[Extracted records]
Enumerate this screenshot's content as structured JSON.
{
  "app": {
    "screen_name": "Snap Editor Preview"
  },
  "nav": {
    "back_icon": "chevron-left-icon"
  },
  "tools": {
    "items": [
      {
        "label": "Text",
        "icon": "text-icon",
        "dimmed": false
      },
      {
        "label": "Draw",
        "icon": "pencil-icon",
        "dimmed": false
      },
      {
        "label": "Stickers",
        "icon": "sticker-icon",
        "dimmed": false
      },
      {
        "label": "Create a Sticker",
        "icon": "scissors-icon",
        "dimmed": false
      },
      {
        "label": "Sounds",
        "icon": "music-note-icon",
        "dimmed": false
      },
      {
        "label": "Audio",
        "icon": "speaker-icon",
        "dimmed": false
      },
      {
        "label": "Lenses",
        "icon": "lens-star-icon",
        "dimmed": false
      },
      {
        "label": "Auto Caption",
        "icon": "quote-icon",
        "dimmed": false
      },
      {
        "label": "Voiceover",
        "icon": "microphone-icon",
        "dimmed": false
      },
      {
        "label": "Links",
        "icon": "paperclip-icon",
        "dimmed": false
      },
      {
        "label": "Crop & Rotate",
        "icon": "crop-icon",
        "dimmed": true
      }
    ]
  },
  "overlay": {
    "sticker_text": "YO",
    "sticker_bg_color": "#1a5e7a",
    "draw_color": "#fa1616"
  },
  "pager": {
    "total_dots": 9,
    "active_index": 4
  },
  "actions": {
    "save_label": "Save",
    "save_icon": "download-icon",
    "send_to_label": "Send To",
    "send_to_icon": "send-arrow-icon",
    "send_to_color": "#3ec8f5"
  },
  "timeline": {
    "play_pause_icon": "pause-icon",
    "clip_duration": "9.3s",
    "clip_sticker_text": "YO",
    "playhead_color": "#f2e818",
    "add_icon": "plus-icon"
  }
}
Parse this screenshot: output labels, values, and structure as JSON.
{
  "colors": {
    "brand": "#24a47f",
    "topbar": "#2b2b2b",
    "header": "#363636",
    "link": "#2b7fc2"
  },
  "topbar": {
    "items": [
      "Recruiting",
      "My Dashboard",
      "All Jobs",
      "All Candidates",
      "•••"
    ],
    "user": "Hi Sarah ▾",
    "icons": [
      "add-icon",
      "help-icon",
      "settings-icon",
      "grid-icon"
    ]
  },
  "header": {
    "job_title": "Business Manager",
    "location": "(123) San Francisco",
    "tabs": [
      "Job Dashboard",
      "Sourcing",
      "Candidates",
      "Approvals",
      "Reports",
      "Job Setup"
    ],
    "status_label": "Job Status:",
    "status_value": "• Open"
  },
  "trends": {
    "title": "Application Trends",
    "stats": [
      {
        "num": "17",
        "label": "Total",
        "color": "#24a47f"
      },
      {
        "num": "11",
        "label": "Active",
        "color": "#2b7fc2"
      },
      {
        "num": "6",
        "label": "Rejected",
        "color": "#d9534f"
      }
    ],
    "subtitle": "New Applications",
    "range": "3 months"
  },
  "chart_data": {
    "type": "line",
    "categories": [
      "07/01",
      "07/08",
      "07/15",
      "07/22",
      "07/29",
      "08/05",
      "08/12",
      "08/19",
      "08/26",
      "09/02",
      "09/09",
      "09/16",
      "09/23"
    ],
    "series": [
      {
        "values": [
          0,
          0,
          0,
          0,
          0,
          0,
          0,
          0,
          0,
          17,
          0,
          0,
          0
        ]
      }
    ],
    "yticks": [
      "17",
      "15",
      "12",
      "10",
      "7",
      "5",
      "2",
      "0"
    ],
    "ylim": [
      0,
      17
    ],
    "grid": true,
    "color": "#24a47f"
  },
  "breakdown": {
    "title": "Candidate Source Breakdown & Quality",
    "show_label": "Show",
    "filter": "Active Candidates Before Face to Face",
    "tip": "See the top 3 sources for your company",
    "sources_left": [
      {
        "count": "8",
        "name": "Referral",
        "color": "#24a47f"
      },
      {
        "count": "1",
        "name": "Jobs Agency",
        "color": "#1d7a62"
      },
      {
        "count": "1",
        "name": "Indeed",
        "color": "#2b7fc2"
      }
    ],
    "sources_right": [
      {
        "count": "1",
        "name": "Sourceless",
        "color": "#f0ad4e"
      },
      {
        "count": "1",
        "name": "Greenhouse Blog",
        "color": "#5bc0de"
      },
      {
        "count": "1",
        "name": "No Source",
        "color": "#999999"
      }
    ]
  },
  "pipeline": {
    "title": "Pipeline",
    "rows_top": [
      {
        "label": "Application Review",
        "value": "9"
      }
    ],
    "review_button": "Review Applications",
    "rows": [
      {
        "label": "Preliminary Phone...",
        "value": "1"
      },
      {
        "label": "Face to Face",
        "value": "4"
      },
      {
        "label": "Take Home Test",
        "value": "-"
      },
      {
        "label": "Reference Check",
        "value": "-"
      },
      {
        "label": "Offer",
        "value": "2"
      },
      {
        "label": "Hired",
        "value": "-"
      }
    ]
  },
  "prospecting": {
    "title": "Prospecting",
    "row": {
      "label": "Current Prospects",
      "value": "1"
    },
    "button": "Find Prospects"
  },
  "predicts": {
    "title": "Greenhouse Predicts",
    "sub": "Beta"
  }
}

◆ WHAT YOU NEED TO DO: Copy every record exactly as presented.

◆ RESPONSE:
Enumerate this screenshot's content as structured JSON.
{
  "app": {
    "screen_name": "Snap Editor Preview"
  },
  "nav": {
    "back_icon": "chevron-left-icon"
  },
  "tools": {
    "items": [
      {
        "label": "Text",
        "icon": "text-icon",
        "dimmed": false
      },
      {
        "label": "Draw",
        "icon": "pencil-icon",
        "dimmed": false
      },
      {
        "label": "Stickers",
        "icon": "sticker-icon",
        "dimmed": false
      },
      {
        "label": "Create a Sticker",
        "icon": "scissors-icon",
        "dimmed": false
      },
      {
        "label": "Sounds",
        "icon": "music-note-icon",
        "dimmed": false
      },
      {
        "label": "Audio",
        "icon": "speaker-icon",
        "dimmed": false
      },
      {
        "label": "Lenses",
        "icon": "lens-star-icon",
        "dimmed": false
      },
      {
        "label": "Auto Caption",
        "icon": "quote-icon",
        "dimmed": false
      },
      {
        "label": "Voiceover",
        "icon": "microphone-icon",
        "dimmed": false
      },
      {
        "label": "Links",
        "icon": "paperclip-icon",
        "dimmed": false
      },
      {
        "label": "Crop & Rotate",
        "icon": "crop-icon",
        "dimmed": true
      }
    ]
  },
  "overlay": {
    "sticker_text": "YO",
    "sticker_bg_color": "#1a5e7a",
    "draw_color": "#fa1616"
  },
  "pager": {
    "total_dots": 9,
    "active_index": 4
  },
  "actions": {
    "save_label": "Save",
    "save_icon": "download-icon",
    "send_to_label": "Send To",
    "send_to_icon": "send-arrow-icon",
    "send_to_color": "#3ec8f5"
  },
  "timeline": {
    "play_pause_icon": "pause-icon",
    "clip_duration": "9.3s",
    "clip_sticker_text": "YO",
    "playhead_color": "#f2e818",
    "add_icon": "plus-icon"
  }
}
Parse this screenshot: output labels, values, and structure as JSON.
{
  "colors": {
    "brand": "#24a47f",
    "topbar": "#2b2b2b",
    "header": "#363636",
    "link": "#2b7fc2"
  },
  "topbar": {
    "items": [
      "Recruiting",
      "My Dashboard",
      "All Jobs",
      "All Candidates",
      "•••"
    ],
    "user": "Hi Sarah ▾",
    "icons": [
      "add-icon",
      "help-icon",
      "settings-icon",
      "grid-icon"
    ]
  },
  "header": {
    "job_title": "Business Manager",
    "location": "(123) San Francisco",
    "tabs": [
      "Job Dashboard",
      "Sourcing",
      "Candidates",
      "Approvals",
      "Reports",
      "Job Setup"
    ],
    "status_label": "Job Status:",
    "status_value": "• Open"
  },
  "trends": {
    "title": "Application Trends",
    "stats": [
      {
        "num": "17",
        "label": "Total",
        "color": "#24a47f"
      },
      {
        "num": "11",
        "label": "Active",
        "color": "#2b7fc2"
      },
      {
        "num": "6",
        "label": "Rejected",
        "color": "#d9534f"
      }
    ],
    "subtitle": "New Applications",
    "range": "3 months"
  },
  "chart_data": {
    "type": "line",
    "categories": [
      "07/01",
      "07/08",
      "07/15",
      "07/22",
      "07/29",
      "08/05",
      "08/12",
      "08/19",
      "08/26",
      "09/02",
      "09/09",
      "09/16",
      "09/23"
    ],
    "series": [
      {
        "values": [
          0,
          0,
          0,
          0,
          0,
          0,
          0,
          0,
          0,
          17,
          0,
          0,
          0
        ]
      }
    ],
    "yticks": [
      "17",
      "15",
      "12",
      "10",
      "7",
      "5",
      "2",
      "0"
    ],
    "ylim": [
      0,
      17
    ],
    "grid": true,
    "color": "#24a47f"
  },
  "breakdown": {
    "title": "Candidate Source Breakdown & Quality",
    "show_label": "Show",
    "filter": "Active Candidates Before Face to Face",
    "tip": "See the top 3 sources for your company",
    "sources_left": [
      {
        "count": "8",
        "name": "Referral",
        "color": "#24a47f"
      },
      {
        "count": "1",
        "name": "Jobs Agency",
        "color": "#1d7a62"
      },
      {
        "count": "1",
        "name": "Indeed",
        "color": "#2b7fc2"
      }
    ],
    "sources_right": [
      {
        "count": "1",
        "name": "Sourceless",
        "color": "#f0ad4e"
      },
      {
        "count": "1",
        "name": "Greenhouse Blog",
        "color": "#5bc0de"
      },
      {
        "count": "1",
        "name": "No Source",
        "color": "#999999"
      }
    ]
  },
  "pipeline": {
    "title": "Pipeline",
    "rows_top": [
      {
        "label": "Application Review",
        "value": "9"
      }
    ],
    "review_button": "Review Applications",
    "rows": [
      {
        "label": "Preliminary Phone...",
        "value": "1"
      },
      {
        "label": "Face to Face",
        "value": "4"
      },
      {
        "label": "Take Home Test",
        "value": "-"
      },
      {
        "label": "Reference Check",
        "value": "-"
      },
      {
        "label": "Offer",
        "value": "2"
      },
      {
        "label": "Hired",
        "value": "-"
      }
    ]
  },
  "prospecting": {
    "title": "Prospecting",
    "row": {
      "label": "Current Prospects",
      "value": "1"
    },
    "button": "Find Prospects"
  },
  "predicts": {
    "title": "Greenhouse Predicts",
    "sub": "Beta"
  }
}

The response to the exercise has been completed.